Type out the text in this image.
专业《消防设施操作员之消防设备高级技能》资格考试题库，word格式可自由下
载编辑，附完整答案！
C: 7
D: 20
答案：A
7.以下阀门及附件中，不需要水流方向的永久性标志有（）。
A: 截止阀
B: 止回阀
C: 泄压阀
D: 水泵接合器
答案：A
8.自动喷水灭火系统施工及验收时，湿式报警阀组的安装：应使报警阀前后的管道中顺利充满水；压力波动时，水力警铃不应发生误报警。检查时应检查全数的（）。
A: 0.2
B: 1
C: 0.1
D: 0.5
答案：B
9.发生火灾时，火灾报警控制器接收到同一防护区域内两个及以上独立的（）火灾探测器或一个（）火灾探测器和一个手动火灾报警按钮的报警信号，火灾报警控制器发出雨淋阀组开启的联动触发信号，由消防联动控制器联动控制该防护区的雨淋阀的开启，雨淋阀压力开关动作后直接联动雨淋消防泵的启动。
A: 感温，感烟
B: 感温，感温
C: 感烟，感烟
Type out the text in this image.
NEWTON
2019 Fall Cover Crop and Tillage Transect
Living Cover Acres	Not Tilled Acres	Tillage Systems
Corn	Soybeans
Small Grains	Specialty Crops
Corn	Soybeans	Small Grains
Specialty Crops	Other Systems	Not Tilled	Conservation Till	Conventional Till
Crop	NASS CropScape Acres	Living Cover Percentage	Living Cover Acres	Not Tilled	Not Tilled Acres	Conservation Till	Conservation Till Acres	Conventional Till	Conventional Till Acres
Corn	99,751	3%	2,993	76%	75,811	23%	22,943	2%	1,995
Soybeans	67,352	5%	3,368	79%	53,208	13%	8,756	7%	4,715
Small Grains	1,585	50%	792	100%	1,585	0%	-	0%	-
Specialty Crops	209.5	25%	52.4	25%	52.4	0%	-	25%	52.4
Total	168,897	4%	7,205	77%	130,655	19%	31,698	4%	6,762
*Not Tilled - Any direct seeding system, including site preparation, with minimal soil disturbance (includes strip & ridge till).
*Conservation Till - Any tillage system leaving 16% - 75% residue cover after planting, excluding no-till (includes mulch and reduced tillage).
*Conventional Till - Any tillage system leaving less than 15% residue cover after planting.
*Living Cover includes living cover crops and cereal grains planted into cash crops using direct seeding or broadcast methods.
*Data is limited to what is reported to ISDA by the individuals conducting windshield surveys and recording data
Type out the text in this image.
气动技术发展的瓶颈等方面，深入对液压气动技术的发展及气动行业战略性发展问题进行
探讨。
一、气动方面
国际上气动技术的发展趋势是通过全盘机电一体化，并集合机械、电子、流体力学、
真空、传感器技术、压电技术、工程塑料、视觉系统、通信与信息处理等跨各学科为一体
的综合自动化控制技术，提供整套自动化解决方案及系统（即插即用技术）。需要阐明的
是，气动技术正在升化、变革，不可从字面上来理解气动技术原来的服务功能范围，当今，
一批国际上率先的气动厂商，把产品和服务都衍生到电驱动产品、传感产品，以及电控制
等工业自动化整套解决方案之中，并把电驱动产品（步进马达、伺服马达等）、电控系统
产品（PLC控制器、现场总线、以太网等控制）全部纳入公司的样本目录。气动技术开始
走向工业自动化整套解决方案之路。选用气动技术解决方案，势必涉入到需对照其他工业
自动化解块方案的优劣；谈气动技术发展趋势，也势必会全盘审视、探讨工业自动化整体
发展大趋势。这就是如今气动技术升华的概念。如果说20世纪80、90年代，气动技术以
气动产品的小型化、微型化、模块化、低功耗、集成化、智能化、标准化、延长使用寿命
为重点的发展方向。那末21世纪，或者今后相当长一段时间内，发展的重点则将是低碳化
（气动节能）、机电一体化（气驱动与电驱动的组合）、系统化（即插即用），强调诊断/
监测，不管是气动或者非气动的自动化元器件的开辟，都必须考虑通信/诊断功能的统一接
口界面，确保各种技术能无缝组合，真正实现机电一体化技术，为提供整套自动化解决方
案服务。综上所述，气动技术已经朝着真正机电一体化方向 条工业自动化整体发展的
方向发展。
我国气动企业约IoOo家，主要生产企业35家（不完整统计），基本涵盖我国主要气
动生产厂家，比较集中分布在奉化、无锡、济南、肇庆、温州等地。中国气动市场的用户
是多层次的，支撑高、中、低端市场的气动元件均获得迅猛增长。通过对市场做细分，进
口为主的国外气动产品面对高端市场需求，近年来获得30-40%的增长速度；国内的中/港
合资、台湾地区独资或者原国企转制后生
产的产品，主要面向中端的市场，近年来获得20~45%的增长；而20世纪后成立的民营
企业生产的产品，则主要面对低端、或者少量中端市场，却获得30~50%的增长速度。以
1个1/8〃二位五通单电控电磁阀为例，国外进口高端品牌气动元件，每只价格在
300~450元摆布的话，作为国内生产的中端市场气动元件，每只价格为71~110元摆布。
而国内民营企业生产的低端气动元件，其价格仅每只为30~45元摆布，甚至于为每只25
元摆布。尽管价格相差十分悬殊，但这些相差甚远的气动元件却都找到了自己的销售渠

□ □ □ □

▸ DESCRIPTION OF THE TASK
Keep only the lines that hold the string "leaving", and copy them out.

▸ TASK ANSWER
*Conservation Till - Any tillage system leaving 16% - 75% residue cover after planting, excluding no-till (includes mulch and reduced tillage).
*Conventional Till - Any tillage system leaving less than 15% residue cover after planting.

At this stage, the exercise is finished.